TASK INSTRUCTIONS: All the entries need to be quoted exactly, apart from the pictures, which you should drop.

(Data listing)
□ □ □ □

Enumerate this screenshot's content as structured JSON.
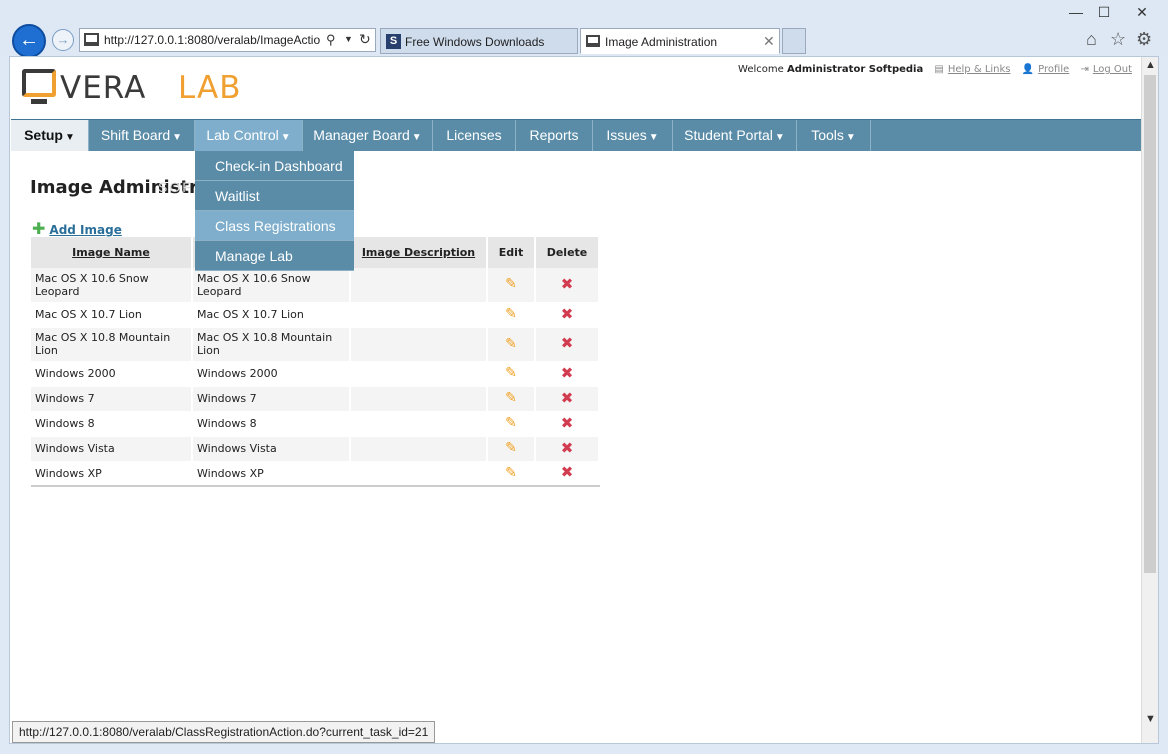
{
  "browser": {
    "address": "http://127.0.0.1:8080/veralab/ImageActio",
    "tabs": [
      {
        "label": "Free Windows Downloads"
      },
      {
        "label": "Image Administration"
      }
    ],
    "window_controls": {
      "minimize": "—",
      "maximize": "☐",
      "close": "✕"
    },
    "status_url": "http://127.0.0.1:8080/veralab/ClassRegistrationAction.do?current_task_id=21"
  },
  "logo": {
    "part1": "VERA",
    "part2": "LAB"
  },
  "userbar": {
    "welcome": "Welcome",
    "user": "Administrator Softpedia",
    "help": "Help & Links",
    "profile": "Profile",
    "logout": "Log Out"
  },
  "nav": {
    "items": [
      {
        "label": "Setup"
      },
      {
        "label": "Shift Board"
      },
      {
        "label": "Lab Control"
      },
      {
        "label": "Manager Board"
      },
      {
        "label": "Licenses"
      },
      {
        "label": "Reports"
      },
      {
        "label": "Issues"
      },
      {
        "label": "Student Portal"
      },
      {
        "label": "Tools"
      }
    ],
    "dropdown": [
      {
        "label": "Check-in Dashboard"
      },
      {
        "label": "Waitlist"
      },
      {
        "label": "Class Registrations"
      },
      {
        "label": "Manage Lab"
      }
    ]
  },
  "page": {
    "title": "Image Administra",
    "watermark": "SOFTPEDIA",
    "add_image": "Add Image"
  },
  "table": {
    "headers": {
      "name": "Image Name",
      "description": "Image Description",
      "edit": "Edit",
      "delete": "Delete"
    },
    "rows": [
      {
        "name": "Mac OS X 10.6 Snow Leopard",
        "label": "Mac OS X 10.6 Snow Leopard",
        "description": ""
      },
      {
        "name": "Mac OS X 10.7 Lion",
        "label": "Mac OS X 10.7 Lion",
        "description": ""
      },
      {
        "name": "Mac OS X 10.8 Mountain Lion",
        "label": "Mac OS X 10.8 Mountain Lion",
        "description": ""
      },
      {
        "name": "Windows 2000",
        "label": "Windows 2000",
        "description": ""
      },
      {
        "name": "Windows 7",
        "label": "Windows 7",
        "description": ""
      },
      {
        "name": "Windows 8",
        "label": "Windows 8",
        "description": ""
      },
      {
        "name": "Windows Vista",
        "label": "Windows Vista",
        "description": ""
      },
      {
        "name": "Windows XP",
        "label": "Windows XP",
        "description": ""
      }
    ]
  },
  "colors": {
    "nav": "#5a8ca8",
    "nav_open": "#7eaecb",
    "accent": "#f0a030",
    "delete": "#d23c50"
  }
}
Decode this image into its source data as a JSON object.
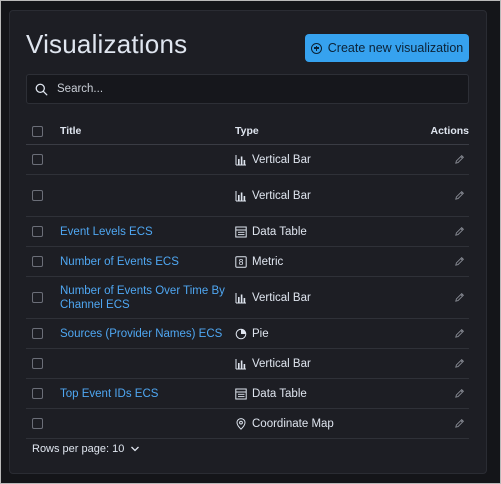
{
  "page": {
    "title": "Visualizations",
    "create_button": "Create new visualization",
    "search_placeholder": "Search..."
  },
  "table": {
    "headers": {
      "title": "Title",
      "type": "Type",
      "actions": "Actions"
    },
    "rows": [
      {
        "title": "",
        "type": "Vertical Bar",
        "type_icon": "vertical-bar-icon"
      },
      {
        "title": "",
        "type": "Vertical Bar",
        "type_icon": "vertical-bar-icon"
      },
      {
        "title": "Event Levels ECS",
        "type": "Data Table",
        "type_icon": "data-table-icon"
      },
      {
        "title": "Number of Events ECS",
        "type": "Metric",
        "type_icon": "metric-icon"
      },
      {
        "title": "Number of Events Over Time By Channel ECS",
        "type": "Vertical Bar",
        "type_icon": "vertical-bar-icon"
      },
      {
        "title": "Sources (Provider Names) ECS",
        "type": "Pie",
        "type_icon": "pie-icon"
      },
      {
        "title": "",
        "type": "Vertical Bar",
        "type_icon": "vertical-bar-icon"
      },
      {
        "title": "Top Event IDs ECS",
        "type": "Data Table",
        "type_icon": "data-table-icon"
      },
      {
        "title": "",
        "type": "Coordinate Map",
        "type_icon": "coordinate-map-icon"
      }
    ]
  },
  "pagination": {
    "rows_per_page": "Rows per page: 10"
  },
  "colors": {
    "accent": "#36a2ef",
    "link": "#4fa7f2",
    "background": "#1d1e24"
  }
}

□ □ □ □

COMPLETED TASK:
Enumerate this screenshot's content as structured JSON.
{
  "browser": {
    "address": "http://127.0.0.1:8080/veralab/ImageActio",
    "tabs": [
      {
        "label": "Free Windows Downloads"
      },
      {
        "label": "Image Administration"
      }
    ],
    "window_controls": {
      "minimize": "—",
      "maximize": "☐",
      "close": "✕"
    },
    "status_url": "http://127.0.0.1:8080/veralab/ClassRegistrationAction.do?current_task_id=21"
  },
  "logo": {
    "part1": "VERA",
    "part2": "LAB"
  },
  "userbar": {
    "welcome": "Welcome",
    "user": "Administrator Softpedia",
    "help": "Help & Links",
    "profile": "Profile",
    "logout": "Log Out"
  },
  "nav": {
    "items": [
      {
        "label": "Setup"
      },
      {
        "label": "Shift Board"
      },
      {
        "label": "Lab Control"
      },
      {
        "label": "Manager Board"
      },
      {
        "label": "Licenses"
      },
      {
        "label": "Reports"
      },
      {
        "label": "Issues"
      },
      {
        "label": "Student Portal"
      },
      {
        "label": "Tools"
      }
    ],
    "dropdown": [
      {
        "label": "Check-in Dashboard"
      },
      {
        "label": "Waitlist"
      },
      {
        "label": "Class Registrations"
      },
      {
        "label": "Manage Lab"
      }
    ]
  },
  "page": {
    "title": "Image Administra",
    "watermark": "SOFTPEDIA",
    "add_image": "Add Image"
  },
  "table": {
    "headers": {
      "name": "Image Name",
      "description": "Image Description",
      "edit": "Edit",
      "delete": "Delete"
    },
    "rows": [
      {
        "name": "Mac OS X 10.6 Snow Leopard",
        "label": "Mac OS X 10.6 Snow Leopard",
        "description": ""
      },
      {
        "name": "Mac OS X 10.7 Lion",
        "label": "Mac OS X 10.7 Lion",
        "description": ""
      },
      {
        "name": "Mac OS X 10.8 Mountain Lion",
        "label": "Mac OS X 10.8 Mountain Lion",
        "description": ""
      },
      {
        "name": "Windows 2000",
        "label": "Windows 2000",
        "description": ""
      },
      {
        "name": "Windows 7",
        "label": "Windows 7",
        "description": ""
      },
      {
        "name": "Windows 8",
        "label": "Windows 8",
        "description": ""
      },
      {
        "name": "Windows Vista",
        "label": "Windows Vista",
        "description": ""
      },
      {
        "name": "Windows XP",
        "label": "Windows XP",
        "description": ""
      }
    ]
  },
  "colors": {
    "nav": "#5a8ca8",
    "nav_open": "#7eaecb",
    "accent": "#f0a030",
    "delete": "#d23c50"
  }
}
Decode this image into its source data as a JSON object.
{
  "page": {
    "title": "Visualizations",
    "create_button": "Create new visualization",
    "search_placeholder": "Search..."
  },
  "table": {
    "headers": {
      "title": "Title",
      "type": "Type",
      "actions": "Actions"
    },
    "rows": [
      {
        "title": "",
        "type": "Vertical Bar",
        "type_icon": "vertical-bar-icon"
      },
      {
        "title": "",
        "type": "Vertical Bar",
        "type_icon": "vertical-bar-icon"
      },
      {
        "title": "Event Levels ECS",
        "type": "Data Table",
        "type_icon": "data-table-icon"
      },
      {
        "title": "Number of Events ECS",
        "type": "Metric",
        "type_icon": "metric-icon"
      },
      {
        "title": "Number of Events Over Time By Channel ECS",
        "type": "Vertical Bar",
        "type_icon": "vertical-bar-icon"
      },
      {
        "title": "Sources (Provider Names) ECS",
        "type": "Pie",
        "type_icon": "pie-icon"
      },
      {
        "title": "",
        "type": "Vertical Bar",
        "type_icon": "vertical-bar-icon"
      },
      {
        "title": "Top Event IDs ECS",
        "type": "Data Table",
        "type_icon": "data-table-icon"
      },
      {
        "title": "",
        "type": "Coordinate Map",
        "type_icon": "coordinate-map-icon"
      }
    ]
  },
  "pagination": {
    "rows_per_page": "Rows per page: 10"
  },
  "colors": {
    "accent": "#36a2ef",
    "link": "#4fa7f2",
    "background": "#1d1e24"
  }
}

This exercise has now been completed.